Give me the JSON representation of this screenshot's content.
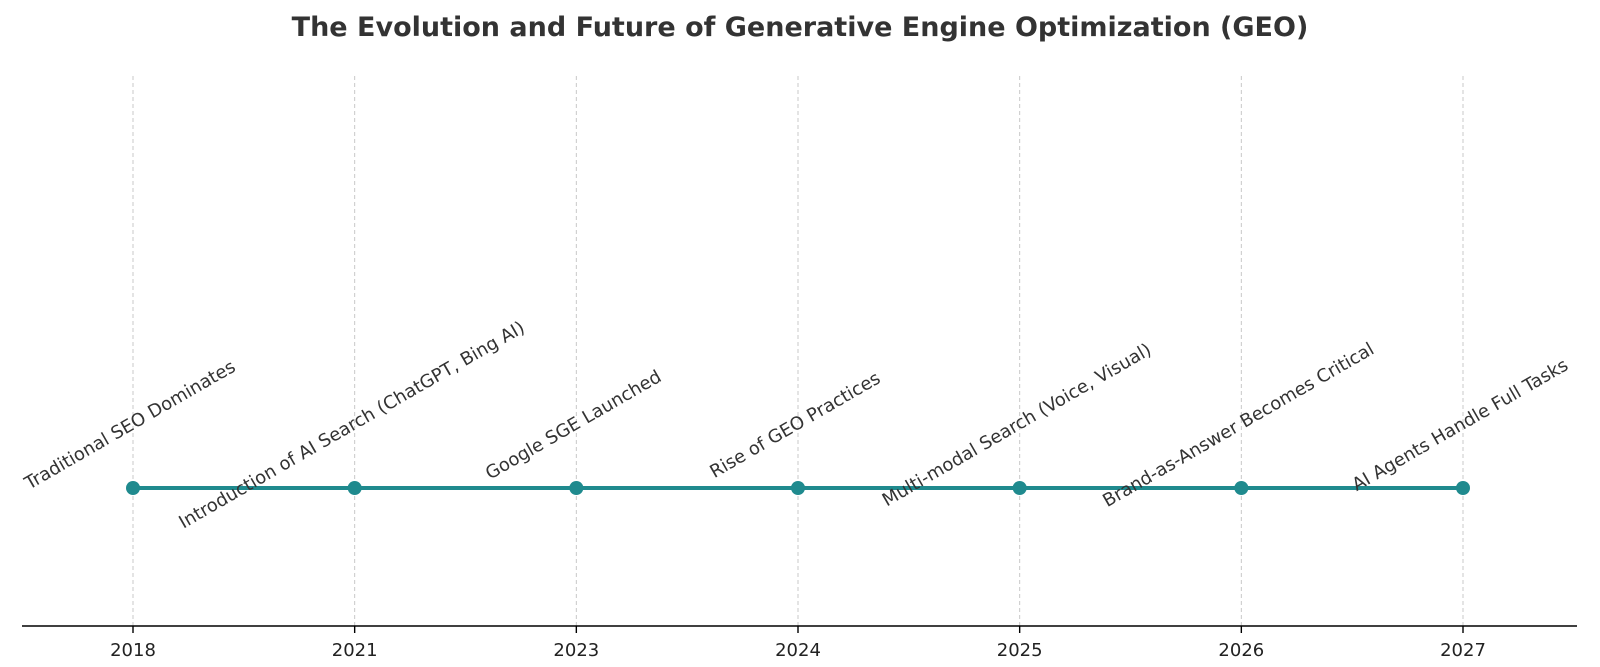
{
  "chart_data": {
    "type": "scatter",
    "title": "The Evolution and Future of Generative Engine Optimization (GEO)",
    "xlabel": "",
    "ylabel": "",
    "x_scale": "categorical",
    "categories": [
      "2018",
      "2021",
      "2023",
      "2024",
      "2025",
      "2026",
      "2027"
    ],
    "events": [
      {
        "year": "2018",
        "label": "Traditional SEO Dominates"
      },
      {
        "year": "2021",
        "label": "Introduction of AI Search (ChatGPT, Bing AI)"
      },
      {
        "year": "2023",
        "label": "Google SGE Launched"
      },
      {
        "year": "2024",
        "label": "Rise of GEO Practices"
      },
      {
        "year": "2025",
        "label": "Multi-modal Search (Voice, Visual)"
      },
      {
        "year": "2026",
        "label": "Brand-as-Answer Becomes Critical"
      },
      {
        "year": "2027",
        "label": "AI Agents Handle Full Tasks"
      }
    ],
    "connect_points": true,
    "label_rotation_deg": -30,
    "grid": {
      "x": true,
      "y": false,
      "style": "dashed"
    },
    "legend": "none",
    "colors": {
      "line": "#1f8a8e",
      "grid": "#c8c8c8",
      "axis": "#000000",
      "text": "#333333"
    }
  }
}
○ ○ ○
• [DIRECTION]: Across the entries, how many lines contain "year"? Reply with the number only.

• [FINAL ANSWER]: 7